→ PROBLEM: Identify the lines that contain the string "Surveyor" and report only how many there are.

→ SUPPLIED INFORMATION:
· · ·
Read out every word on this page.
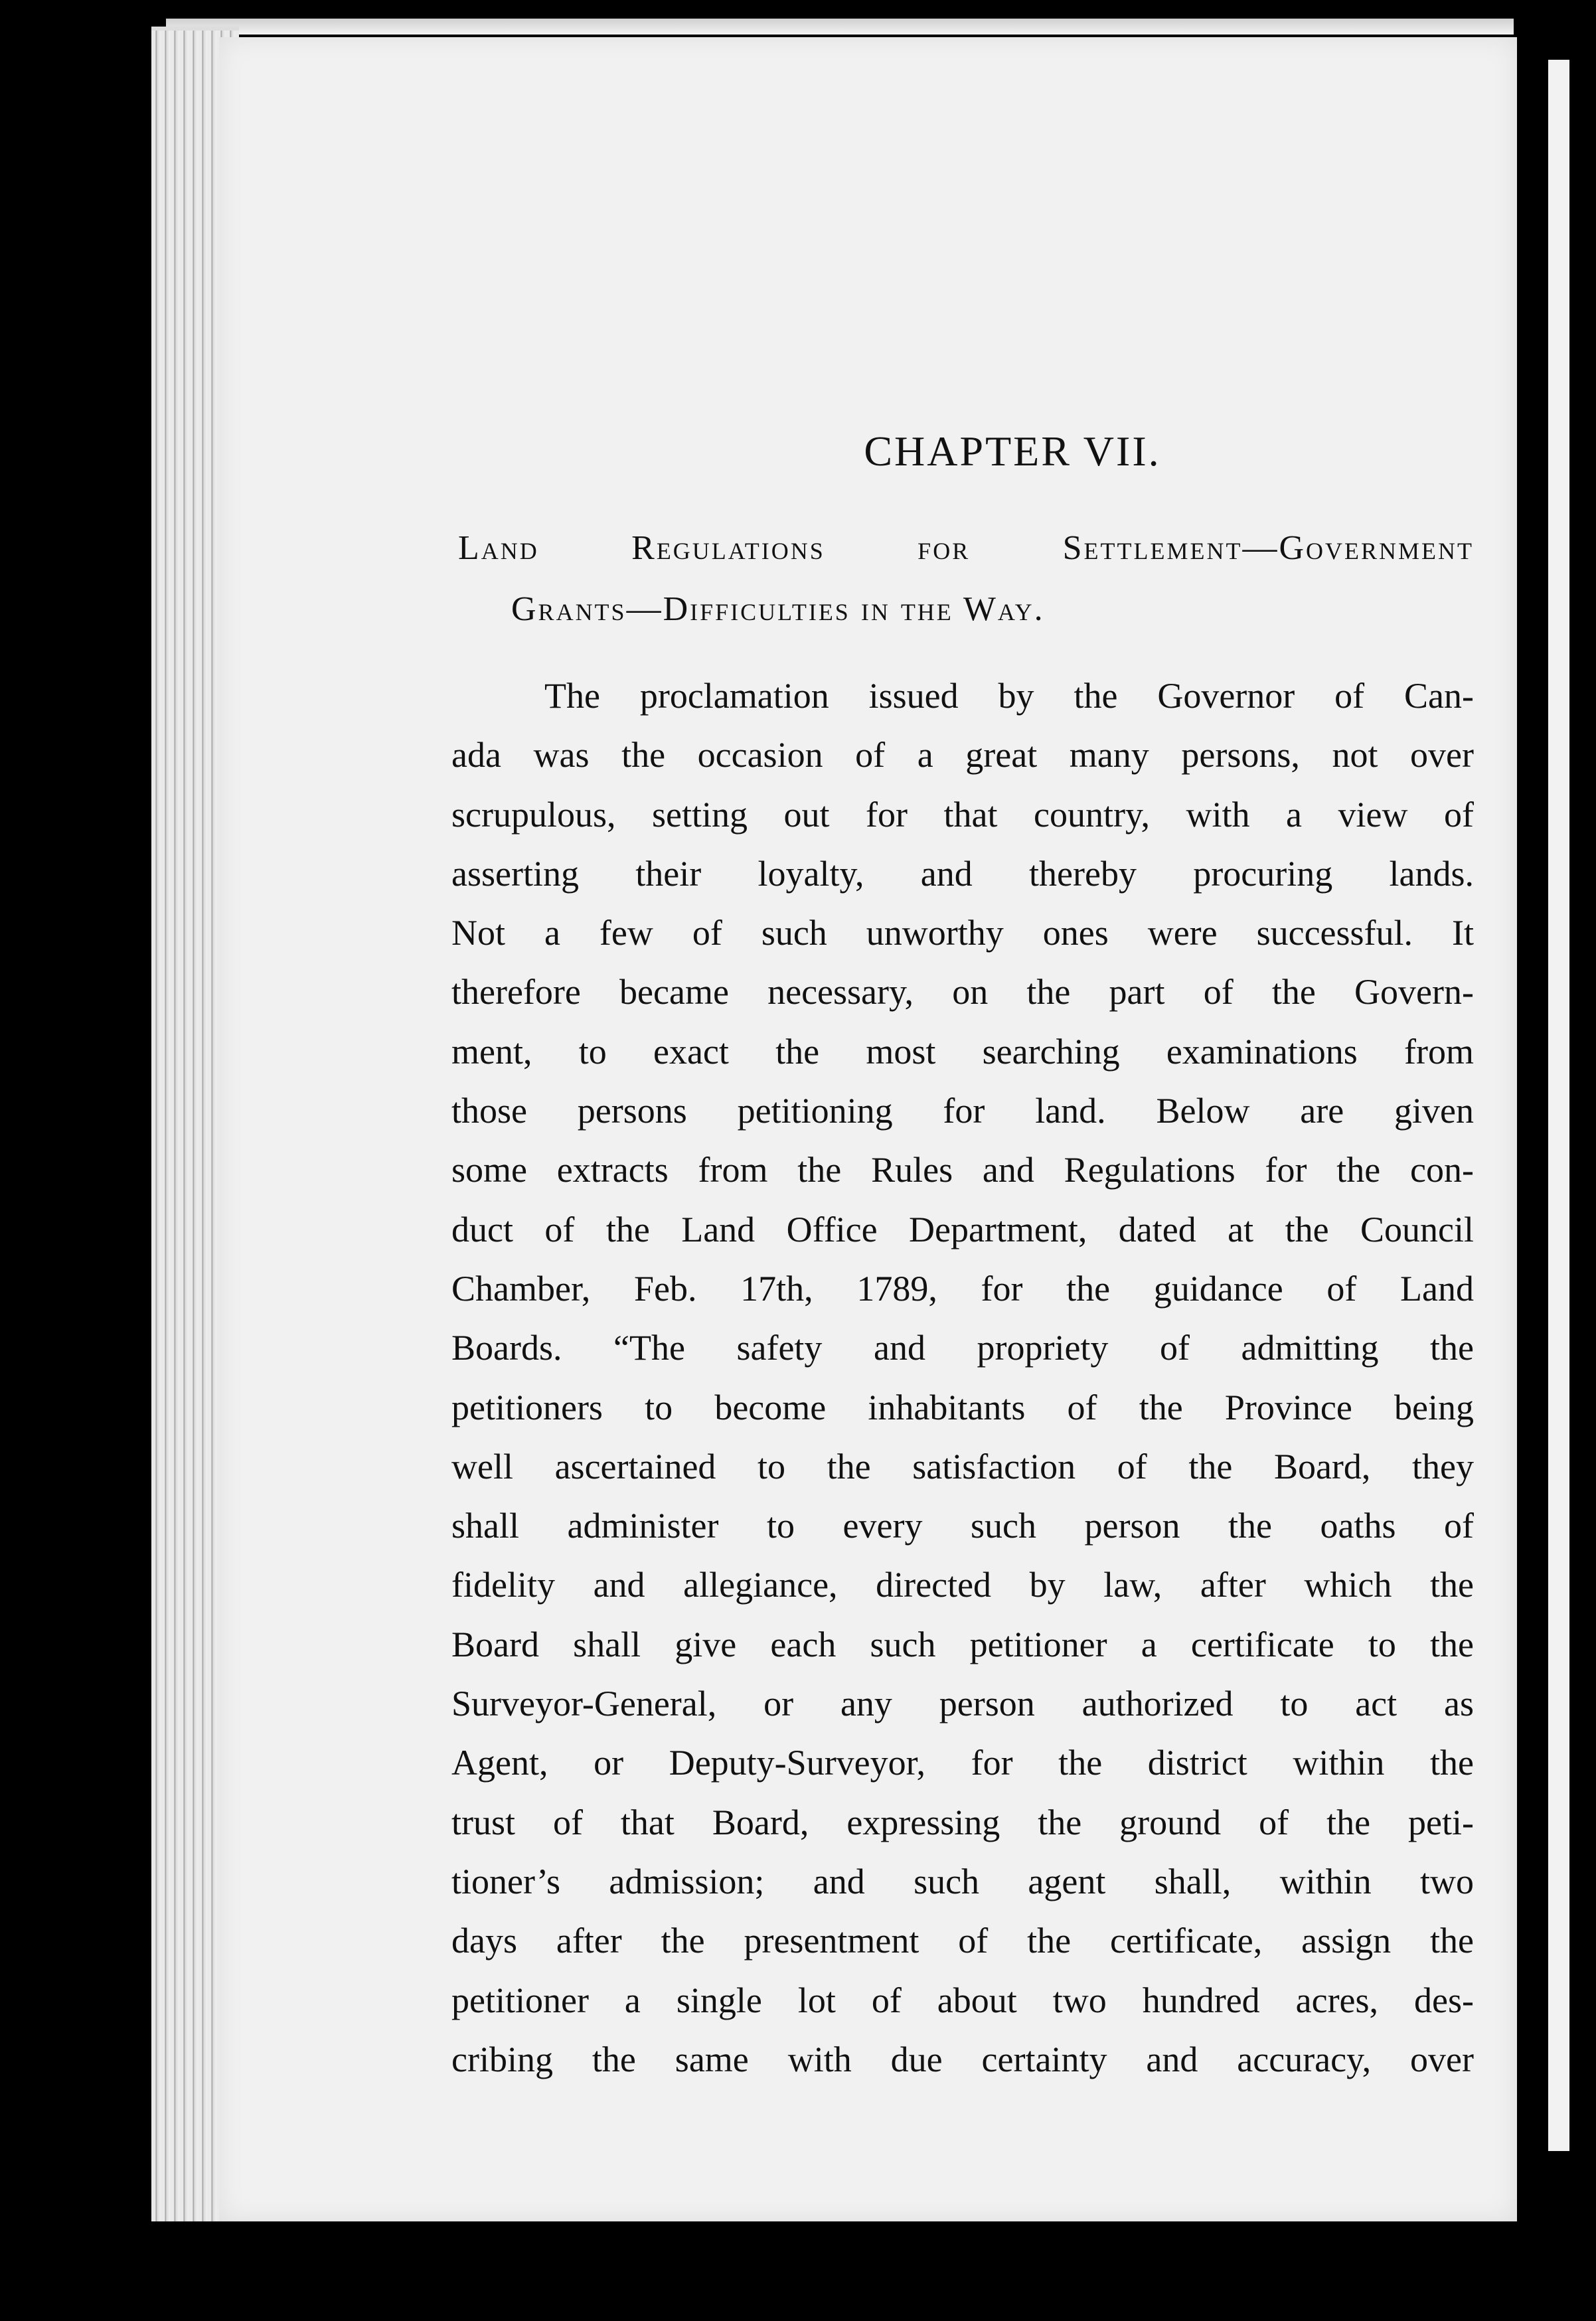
CHAPTER VII.
Land Regulations for Settlement—Government
Grants—Difficulties in the Way.
The proclamation issued by the Governor of Can-
ada was the occasion of a great many persons, not over
scrupulous, setting out for that country, with a view of
asserting their loyalty, and thereby procuring lands.
Not a few of such unworthy ones were successful. It
therefore became necessary, on the part of the Govern-
ment, to exact the most searching examinations from
those persons petitioning for land. Below are given
some extracts from the Rules and Regulations for the con-
duct of the Land Office Department, dated at the Council
Chamber, Feb. 17th, 1789, for the guidance of Land
Boards. “The safety and propriety of admitting the
petitioners to become inhabitants of the Province being
well ascertained to the satisfaction of the Board, they
shall administer to every such person the oaths of
fidelity and allegiance, directed by law, after which the
Board shall give each such petitioner a certificate to the
Surveyor-General, or any person authorized to act as
Agent, or Deputy-Surveyor, for the district within the
trust of that Board, expressing the ground of the peti-
tioner’s admission; and such agent shall, within two
days after the presentment of the certificate, assign the
petitioner a single lot of about two hundred acres, des-
cribing the same with due certainty and accuracy, over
· · ·
→ SOLUTION TO THE PROBLEM: 2